Each record below should appear again exactly as written.

*Records*.

━━━━━━━━━━━━━━━━

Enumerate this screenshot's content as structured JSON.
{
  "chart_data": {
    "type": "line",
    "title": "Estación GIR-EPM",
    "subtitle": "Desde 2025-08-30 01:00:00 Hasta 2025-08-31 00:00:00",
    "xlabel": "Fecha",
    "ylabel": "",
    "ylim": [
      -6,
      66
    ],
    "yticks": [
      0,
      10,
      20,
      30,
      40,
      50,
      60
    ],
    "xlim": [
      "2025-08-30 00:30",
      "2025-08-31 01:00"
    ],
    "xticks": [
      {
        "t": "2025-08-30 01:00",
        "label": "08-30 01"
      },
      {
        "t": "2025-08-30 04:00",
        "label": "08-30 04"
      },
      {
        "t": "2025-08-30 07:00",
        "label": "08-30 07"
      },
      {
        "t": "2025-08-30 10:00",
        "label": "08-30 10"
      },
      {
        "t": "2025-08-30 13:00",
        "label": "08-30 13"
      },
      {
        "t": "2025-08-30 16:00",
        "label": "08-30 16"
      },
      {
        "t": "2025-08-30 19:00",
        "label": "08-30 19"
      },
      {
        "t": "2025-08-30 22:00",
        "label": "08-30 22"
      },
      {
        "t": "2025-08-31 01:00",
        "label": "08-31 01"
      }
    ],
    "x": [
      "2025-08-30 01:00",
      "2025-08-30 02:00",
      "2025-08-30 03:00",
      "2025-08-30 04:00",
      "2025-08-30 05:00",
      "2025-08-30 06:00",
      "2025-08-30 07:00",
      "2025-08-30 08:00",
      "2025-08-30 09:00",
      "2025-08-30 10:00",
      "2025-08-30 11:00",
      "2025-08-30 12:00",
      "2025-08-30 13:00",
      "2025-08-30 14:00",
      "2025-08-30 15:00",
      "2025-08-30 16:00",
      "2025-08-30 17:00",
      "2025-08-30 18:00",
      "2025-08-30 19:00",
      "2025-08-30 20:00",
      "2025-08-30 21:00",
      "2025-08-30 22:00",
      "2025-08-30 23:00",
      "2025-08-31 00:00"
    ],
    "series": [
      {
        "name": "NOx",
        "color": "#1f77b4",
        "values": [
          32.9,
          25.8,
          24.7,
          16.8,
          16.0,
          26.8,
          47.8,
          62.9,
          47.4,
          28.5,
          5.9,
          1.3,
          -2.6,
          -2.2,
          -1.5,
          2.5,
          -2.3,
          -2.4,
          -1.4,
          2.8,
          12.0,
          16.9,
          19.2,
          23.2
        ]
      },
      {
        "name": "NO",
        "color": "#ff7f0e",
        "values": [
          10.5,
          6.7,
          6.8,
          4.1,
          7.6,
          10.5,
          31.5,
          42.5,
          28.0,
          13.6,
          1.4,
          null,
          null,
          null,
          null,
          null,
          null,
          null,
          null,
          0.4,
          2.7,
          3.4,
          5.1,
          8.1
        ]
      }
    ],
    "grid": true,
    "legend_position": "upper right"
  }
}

━━━━━━━━━━━━━━━━

*The result*.
Enumerate this screenshot's content as structured JSON.
{
  "chart_data": {
    "type": "line",
    "title": "Estación GIR-EPM",
    "subtitle": "Desde 2025-08-30 01:00:00 Hasta 2025-08-31 00:00:00",
    "xlabel": "Fecha",
    "ylabel": "",
    "ylim": [
      -6,
      66
    ],
    "yticks": [
      0,
      10,
      20,
      30,
      40,
      50,
      60
    ],
    "xlim": [
      "2025-08-30 00:30",
      "2025-08-31 01:00"
    ],
    "xticks": [
      {
        "t": "2025-08-30 01:00",
        "label": "08-30 01"
      },
      {
        "t": "2025-08-30 04:00",
        "label": "08-30 04"
      },
      {
        "t": "2025-08-30 07:00",
        "label": "08-30 07"
      },
      {
        "t": "2025-08-30 10:00",
        "label": "08-30 10"
      },
      {
        "t": "2025-08-30 13:00",
        "label": "08-30 13"
      },
      {
        "t": "2025-08-30 16:00",
        "label": "08-30 16"
      },
      {
        "t": "2025-08-30 19:00",
        "label": "08-30 19"
      },
      {
        "t": "2025-08-30 22:00",
        "label": "08-30 22"
      },
      {
        "t": "2025-08-31 01:00",
        "label": "08-31 01"
      }
    ],
    "x": [
      "2025-08-30 01:00",
      "2025-08-30 02:00",
      "2025-08-30 03:00",
      "2025-08-30 04:00",
      "2025-08-30 05:00",
      "2025-08-30 06:00",
      "2025-08-30 07:00",
      "2025-08-30 08:00",
      "2025-08-30 09:00",
      "2025-08-30 10:00",
      "2025-08-30 11:00",
      "2025-08-30 12:00",
      "2025-08-30 13:00",
      "2025-08-30 14:00",
      "2025-08-30 15:00",
      "2025-08-30 16:00",
      "2025-08-30 17:00",
      "2025-08-30 18:00",
      "2025-08-30 19:00",
      "2025-08-30 20:00",
      "2025-08-30 21:00",
      "2025-08-30 22:00",
      "2025-08-30 23:00",
      "2025-08-31 00:00"
    ],
    "series": [
      {
        "name": "NOx",
        "color": "#1f77b4",
        "values": [
          32.9,
          25.8,
          24.7,
          16.8,
          16.0,
          26.8,
          47.8,
          62.9,
          47.4,
          28.5,
          5.9,
          1.3,
          -2.6,
          -2.2,
          -1.5,
          2.5,
          -2.3,
          -2.4,
          -1.4,
          2.8,
          12.0,
          16.9,
          19.2,
          23.2
        ]
      },
      {
        "name": "NO",
        "color": "#ff7f0e",
        "values": [
          10.5,
          6.7,
          6.8,
          4.1,
          7.6,
          10.5,
          31.5,
          42.5,
          28.0,
          13.6,
          1.4,
          null,
          null,
          null,
          null,
          null,
          null,
          null,
          null,
          0.4,
          2.7,
          3.4,
          5.1,
          8.1
        ]
      }
    ],
    "grid": true,
    "legend_position": "upper right"
  }
}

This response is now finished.